» Exercise directions
Find the number of lines containing the string "behavior" in the data. Answer with the number by itself.

» Exercise data
========================================================================
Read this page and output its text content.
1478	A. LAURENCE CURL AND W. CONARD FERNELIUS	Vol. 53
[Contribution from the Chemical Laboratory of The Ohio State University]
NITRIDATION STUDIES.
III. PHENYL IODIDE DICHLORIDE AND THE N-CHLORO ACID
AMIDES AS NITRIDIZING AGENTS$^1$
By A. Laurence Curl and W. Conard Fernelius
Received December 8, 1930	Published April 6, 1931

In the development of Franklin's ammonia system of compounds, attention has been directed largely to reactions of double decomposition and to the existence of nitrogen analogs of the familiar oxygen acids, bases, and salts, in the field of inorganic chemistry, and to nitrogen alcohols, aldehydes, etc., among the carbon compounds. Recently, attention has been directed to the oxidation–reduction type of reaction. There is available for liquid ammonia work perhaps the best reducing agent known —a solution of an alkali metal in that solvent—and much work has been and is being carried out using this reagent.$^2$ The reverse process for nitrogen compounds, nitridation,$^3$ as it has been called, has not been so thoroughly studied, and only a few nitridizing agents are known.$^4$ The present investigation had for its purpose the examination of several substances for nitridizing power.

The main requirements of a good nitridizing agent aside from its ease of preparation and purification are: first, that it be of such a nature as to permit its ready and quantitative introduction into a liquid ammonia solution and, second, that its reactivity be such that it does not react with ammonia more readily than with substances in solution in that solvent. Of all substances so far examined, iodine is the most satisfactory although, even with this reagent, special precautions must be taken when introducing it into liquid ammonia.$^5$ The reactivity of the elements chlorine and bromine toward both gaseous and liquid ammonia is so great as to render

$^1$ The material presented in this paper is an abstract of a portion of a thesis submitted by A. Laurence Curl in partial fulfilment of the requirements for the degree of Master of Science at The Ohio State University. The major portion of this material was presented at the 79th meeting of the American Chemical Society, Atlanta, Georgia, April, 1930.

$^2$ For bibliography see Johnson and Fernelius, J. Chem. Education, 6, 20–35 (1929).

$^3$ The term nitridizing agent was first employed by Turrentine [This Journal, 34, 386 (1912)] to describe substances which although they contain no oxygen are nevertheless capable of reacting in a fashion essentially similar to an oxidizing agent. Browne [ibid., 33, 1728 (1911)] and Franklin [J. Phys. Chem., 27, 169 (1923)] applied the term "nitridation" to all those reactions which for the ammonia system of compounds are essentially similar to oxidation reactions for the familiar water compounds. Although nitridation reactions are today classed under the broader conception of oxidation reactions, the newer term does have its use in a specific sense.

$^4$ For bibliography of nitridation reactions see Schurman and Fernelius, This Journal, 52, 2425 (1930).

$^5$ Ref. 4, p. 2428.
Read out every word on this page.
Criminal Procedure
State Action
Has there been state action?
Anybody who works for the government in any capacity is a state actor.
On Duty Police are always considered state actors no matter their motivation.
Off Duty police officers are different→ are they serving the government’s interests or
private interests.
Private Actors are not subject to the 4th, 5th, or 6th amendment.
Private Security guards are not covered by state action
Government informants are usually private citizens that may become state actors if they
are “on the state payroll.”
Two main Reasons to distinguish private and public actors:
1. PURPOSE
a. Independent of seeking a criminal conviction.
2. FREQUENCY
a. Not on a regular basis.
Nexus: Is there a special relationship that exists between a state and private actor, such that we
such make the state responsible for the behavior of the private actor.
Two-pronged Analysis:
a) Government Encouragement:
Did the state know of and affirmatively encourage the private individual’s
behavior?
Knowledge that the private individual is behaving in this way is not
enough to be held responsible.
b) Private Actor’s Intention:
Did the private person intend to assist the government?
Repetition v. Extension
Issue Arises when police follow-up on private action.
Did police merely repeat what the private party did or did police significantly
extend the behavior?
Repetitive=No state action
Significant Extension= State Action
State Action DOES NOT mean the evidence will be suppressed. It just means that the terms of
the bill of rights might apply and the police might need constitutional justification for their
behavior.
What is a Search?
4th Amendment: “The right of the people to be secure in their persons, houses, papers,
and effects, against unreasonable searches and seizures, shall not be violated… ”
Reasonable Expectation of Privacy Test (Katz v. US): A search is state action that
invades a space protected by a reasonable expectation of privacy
========================================================================
» Expected answer
4